• Exercise prompt
The data below should be restated word for word, with every picture omitted.
* start Given information *
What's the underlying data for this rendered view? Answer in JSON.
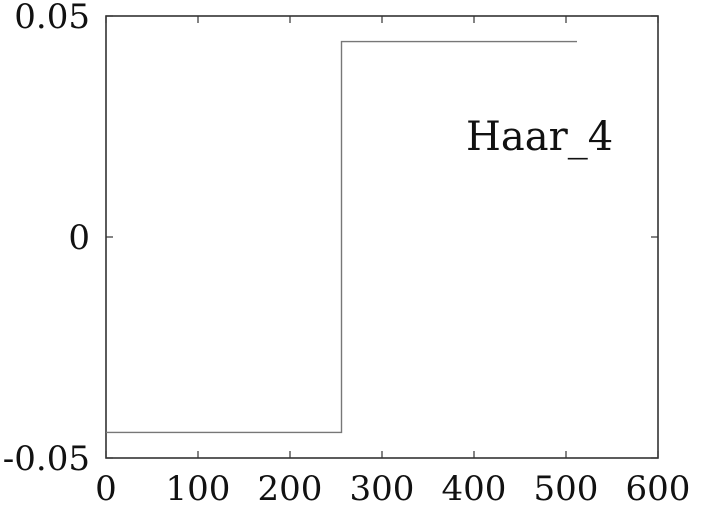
{
  "chart_data": {
    "type": "line",
    "title": "",
    "xlabel": "",
    "ylabel": "",
    "xlim": [
      0,
      600
    ],
    "ylim": [
      -0.05,
      0.05
    ],
    "x_ticks": [
      0,
      100,
      200,
      300,
      400,
      500,
      600
    ],
    "y_ticks": [
      -0.05,
      0,
      0.05
    ],
    "x_tick_labels": [
      "0",
      "100",
      "200",
      "300",
      "400",
      "500",
      "600"
    ],
    "y_tick_labels": [
      "-0.05",
      "0",
      "0.05"
    ],
    "grid": false,
    "annotation": "Haar_4",
    "series": [
      {
        "color": "#777777",
        "step": true,
        "x": [
          0,
          256,
          256,
          512
        ],
        "y": [
          -0.0442,
          -0.0442,
          0.0442,
          0.0442
        ]
      }
    ]
  }
}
* end Given information *
• The solution
What's the underlying data for this rendered view? Answer in JSON.
{
  "chart_data": {
    "type": "line",
    "title": "",
    "xlabel": "",
    "ylabel": "",
    "xlim": [
      0,
      600
    ],
    "ylim": [
      -0.05,
      0.05
    ],
    "x_ticks": [
      0,
      100,
      200,
      300,
      400,
      500,
      600
    ],
    "y_ticks": [
      -0.05,
      0,
      0.05
    ],
    "x_tick_labels": [
      "0",
      "100",
      "200",
      "300",
      "400",
      "500",
      "600"
    ],
    "y_tick_labels": [
      "-0.05",
      "0",
      "0.05"
    ],
    "grid": false,
    "annotation": "Haar_4",
    "series": [
      {
        "color": "#777777",
        "step": true,
        "x": [
          0,
          256,
          256,
          512
        ],
        "y": [
          -0.0442,
          -0.0442,
          0.0442,
          0.0442
        ]
      }
    ]
  }
}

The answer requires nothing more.